CHALLENGE
Please give the entries again in full and exactly, without any picture.
---------- PROVIDED MATERIAL
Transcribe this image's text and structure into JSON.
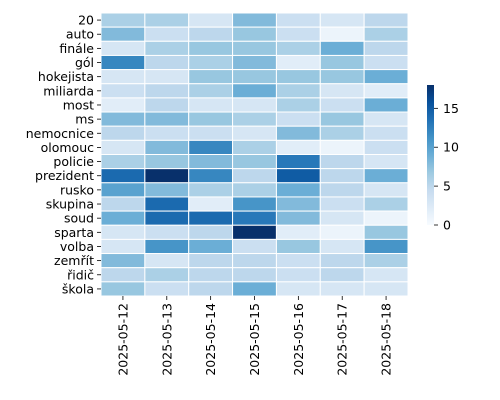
{
  "chart_data": {
    "type": "heatmap",
    "title": "",
    "xlabel": "",
    "ylabel": "",
    "x": [
      "2025-05-12",
      "2025-05-13",
      "2025-05-14",
      "2025-05-15",
      "2025-05-16",
      "2025-05-17",
      "2025-05-18"
    ],
    "y": [
      "20",
      "auto",
      "finále",
      "gól",
      "hokejista",
      "miliarda",
      "most",
      "ms",
      "nemocnice",
      "olomouc",
      "policie",
      "prezident",
      "rusko",
      "skupina",
      "soud",
      "sparta",
      "volba",
      "zemřít",
      "řidič",
      "škola"
    ],
    "values": [
      [
        6,
        6,
        3,
        8,
        4,
        3,
        5
      ],
      [
        8,
        4,
        5,
        7,
        4,
        1,
        6
      ],
      [
        3,
        6,
        7,
        7,
        6,
        9,
        5
      ],
      [
        12,
        5,
        6,
        8,
        2,
        7,
        4
      ],
      [
        3,
        3,
        7,
        7,
        7,
        7,
        9
      ],
      [
        4,
        5,
        6,
        9,
        6,
        3,
        2
      ],
      [
        2,
        5,
        3,
        3,
        6,
        4,
        9
      ],
      [
        8,
        8,
        7,
        6,
        4,
        7,
        3
      ],
      [
        5,
        4,
        4,
        3,
        8,
        6,
        4
      ],
      [
        3,
        8,
        12,
        6,
        2,
        1,
        4
      ],
      [
        6,
        7,
        8,
        7,
        13,
        5,
        3
      ],
      [
        14,
        18,
        12,
        5,
        15,
        5,
        9
      ],
      [
        10,
        8,
        6,
        6,
        9,
        5,
        3
      ],
      [
        5,
        14,
        2,
        11,
        8,
        4,
        6
      ],
      [
        9,
        14,
        14,
        13,
        8,
        3,
        1
      ],
      [
        3,
        4,
        5,
        18,
        2,
        1,
        7
      ],
      [
        3,
        11,
        9,
        4,
        7,
        3,
        11
      ],
      [
        8,
        3,
        5,
        5,
        4,
        5,
        6
      ],
      [
        5,
        6,
        5,
        5,
        4,
        5,
        3
      ],
      [
        7,
        4,
        5,
        9,
        3,
        3,
        3
      ]
    ],
    "vmin": 0,
    "vmax": 18,
    "colorbar_ticks": [
      0,
      5,
      10,
      15
    ],
    "colormap": "Blues",
    "grid": false,
    "colorbar_position": "right"
  }
}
--------------------
RESPONSE
Transcribe this image's text and structure into JSON.
{
  "chart_data": {
    "type": "heatmap",
    "title": "",
    "xlabel": "",
    "ylabel": "",
    "x": [
      "2025-05-12",
      "2025-05-13",
      "2025-05-14",
      "2025-05-15",
      "2025-05-16",
      "2025-05-17",
      "2025-05-18"
    ],
    "y": [
      "20",
      "auto",
      "finále",
      "gól",
      "hokejista",
      "miliarda",
      "most",
      "ms",
      "nemocnice",
      "olomouc",
      "policie",
      "prezident",
      "rusko",
      "skupina",
      "soud",
      "sparta",
      "volba",
      "zemřít",
      "řidič",
      "škola"
    ],
    "values": [
      [
        6,
        6,
        3,
        8,
        4,
        3,
        5
      ],
      [
        8,
        4,
        5,
        7,
        4,
        1,
        6
      ],
      [
        3,
        6,
        7,
        7,
        6,
        9,
        5
      ],
      [
        12,
        5,
        6,
        8,
        2,
        7,
        4
      ],
      [
        3,
        3,
        7,
        7,
        7,
        7,
        9
      ],
      [
        4,
        5,
        6,
        9,
        6,
        3,
        2
      ],
      [
        2,
        5,
        3,
        3,
        6,
        4,
        9
      ],
      [
        8,
        8,
        7,
        6,
        4,
        7,
        3
      ],
      [
        5,
        4,
        4,
        3,
        8,
        6,
        4
      ],
      [
        3,
        8,
        12,
        6,
        2,
        1,
        4
      ],
      [
        6,
        7,
        8,
        7,
        13,
        5,
        3
      ],
      [
        14,
        18,
        12,
        5,
        15,
        5,
        9
      ],
      [
        10,
        8,
        6,
        6,
        9,
        5,
        3
      ],
      [
        5,
        14,
        2,
        11,
        8,
        4,
        6
      ],
      [
        9,
        14,
        14,
        13,
        8,
        3,
        1
      ],
      [
        3,
        4,
        5,
        18,
        2,
        1,
        7
      ],
      [
        3,
        11,
        9,
        4,
        7,
        3,
        11
      ],
      [
        8,
        3,
        5,
        5,
        4,
        5,
        6
      ],
      [
        5,
        6,
        5,
        5,
        4,
        5,
        3
      ],
      [
        7,
        4,
        5,
        9,
        3,
        3,
        3
      ]
    ],
    "vmin": 0,
    "vmax": 18,
    "colorbar_ticks": [
      0,
      5,
      10,
      15
    ],
    "colormap": "Blues",
    "grid": false,
    "colorbar_position": "right"
  }
}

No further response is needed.